## Short problem
Copy the lines of the data listing word for word, from its first line through the line containing "- subplot-title: California", with both ends included.

[Data listing]
____________________
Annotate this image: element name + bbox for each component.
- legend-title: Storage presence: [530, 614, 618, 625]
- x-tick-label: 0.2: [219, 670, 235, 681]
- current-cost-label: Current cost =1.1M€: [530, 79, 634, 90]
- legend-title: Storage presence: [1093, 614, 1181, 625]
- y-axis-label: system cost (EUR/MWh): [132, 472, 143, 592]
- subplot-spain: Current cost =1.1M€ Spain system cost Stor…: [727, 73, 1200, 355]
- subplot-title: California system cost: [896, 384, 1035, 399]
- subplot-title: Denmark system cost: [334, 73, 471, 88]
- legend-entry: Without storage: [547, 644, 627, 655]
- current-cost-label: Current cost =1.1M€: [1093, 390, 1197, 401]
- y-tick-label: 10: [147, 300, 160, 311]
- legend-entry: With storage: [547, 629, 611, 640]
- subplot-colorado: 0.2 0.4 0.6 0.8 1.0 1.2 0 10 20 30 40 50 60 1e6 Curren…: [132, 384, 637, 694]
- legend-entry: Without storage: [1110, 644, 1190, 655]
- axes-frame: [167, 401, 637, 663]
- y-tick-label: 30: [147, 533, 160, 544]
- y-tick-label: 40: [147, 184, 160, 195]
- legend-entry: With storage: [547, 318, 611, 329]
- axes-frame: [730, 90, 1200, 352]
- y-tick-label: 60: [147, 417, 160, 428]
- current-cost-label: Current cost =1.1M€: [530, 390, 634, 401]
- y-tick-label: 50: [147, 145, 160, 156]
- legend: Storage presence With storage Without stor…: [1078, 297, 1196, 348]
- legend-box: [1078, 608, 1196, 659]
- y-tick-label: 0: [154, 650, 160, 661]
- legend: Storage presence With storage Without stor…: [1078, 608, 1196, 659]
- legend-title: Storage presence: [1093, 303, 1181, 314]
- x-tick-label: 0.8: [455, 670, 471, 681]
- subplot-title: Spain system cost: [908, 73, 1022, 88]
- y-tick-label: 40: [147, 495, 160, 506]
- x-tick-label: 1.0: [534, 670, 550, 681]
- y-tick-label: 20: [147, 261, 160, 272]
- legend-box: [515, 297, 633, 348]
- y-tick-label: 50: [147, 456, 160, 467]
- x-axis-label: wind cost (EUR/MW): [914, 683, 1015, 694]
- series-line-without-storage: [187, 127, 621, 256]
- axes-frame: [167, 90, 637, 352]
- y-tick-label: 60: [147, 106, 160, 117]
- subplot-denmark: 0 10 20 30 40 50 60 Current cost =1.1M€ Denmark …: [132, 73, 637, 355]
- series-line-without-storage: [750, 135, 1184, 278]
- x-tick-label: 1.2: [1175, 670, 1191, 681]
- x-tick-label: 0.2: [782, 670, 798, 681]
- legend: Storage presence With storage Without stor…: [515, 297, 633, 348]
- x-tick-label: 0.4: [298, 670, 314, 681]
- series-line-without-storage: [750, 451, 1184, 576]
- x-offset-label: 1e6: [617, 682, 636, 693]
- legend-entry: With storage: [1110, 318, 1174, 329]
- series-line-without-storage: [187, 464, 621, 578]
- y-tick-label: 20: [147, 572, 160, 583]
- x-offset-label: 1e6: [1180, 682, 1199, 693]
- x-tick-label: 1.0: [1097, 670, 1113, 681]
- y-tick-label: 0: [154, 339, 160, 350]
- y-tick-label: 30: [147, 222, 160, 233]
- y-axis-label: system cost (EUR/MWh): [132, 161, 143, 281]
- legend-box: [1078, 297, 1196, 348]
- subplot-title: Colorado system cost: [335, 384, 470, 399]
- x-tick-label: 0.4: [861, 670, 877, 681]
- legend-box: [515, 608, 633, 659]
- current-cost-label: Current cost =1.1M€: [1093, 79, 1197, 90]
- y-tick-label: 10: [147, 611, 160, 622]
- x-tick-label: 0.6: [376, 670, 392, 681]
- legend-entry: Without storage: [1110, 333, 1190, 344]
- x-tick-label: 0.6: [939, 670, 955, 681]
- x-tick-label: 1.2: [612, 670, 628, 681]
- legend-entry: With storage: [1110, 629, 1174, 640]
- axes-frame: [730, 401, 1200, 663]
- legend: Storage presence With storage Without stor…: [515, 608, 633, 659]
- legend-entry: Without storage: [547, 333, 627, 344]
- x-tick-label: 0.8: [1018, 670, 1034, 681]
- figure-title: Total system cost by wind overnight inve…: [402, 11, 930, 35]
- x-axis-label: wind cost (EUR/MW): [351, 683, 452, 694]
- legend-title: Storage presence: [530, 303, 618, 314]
____________________
## The reply
Annotate this image: element name + bbox for each component.
- legend-title: Storage presence: [530, 614, 618, 625]
- x-tick-label: 0.2: [219, 670, 235, 681]
- current-cost-label: Current cost =1.1M€: [530, 79, 634, 90]
- legend-title: Storage presence: [1093, 614, 1181, 625]
- y-axis-label: system cost (EUR/MWh): [132, 472, 143, 592]
- subplot-spain: Current cost =1.1M€ Spain system cost Stor…: [727, 73, 1200, 355]
- subplot-title: California system cost: [896, 384, 1035, 399]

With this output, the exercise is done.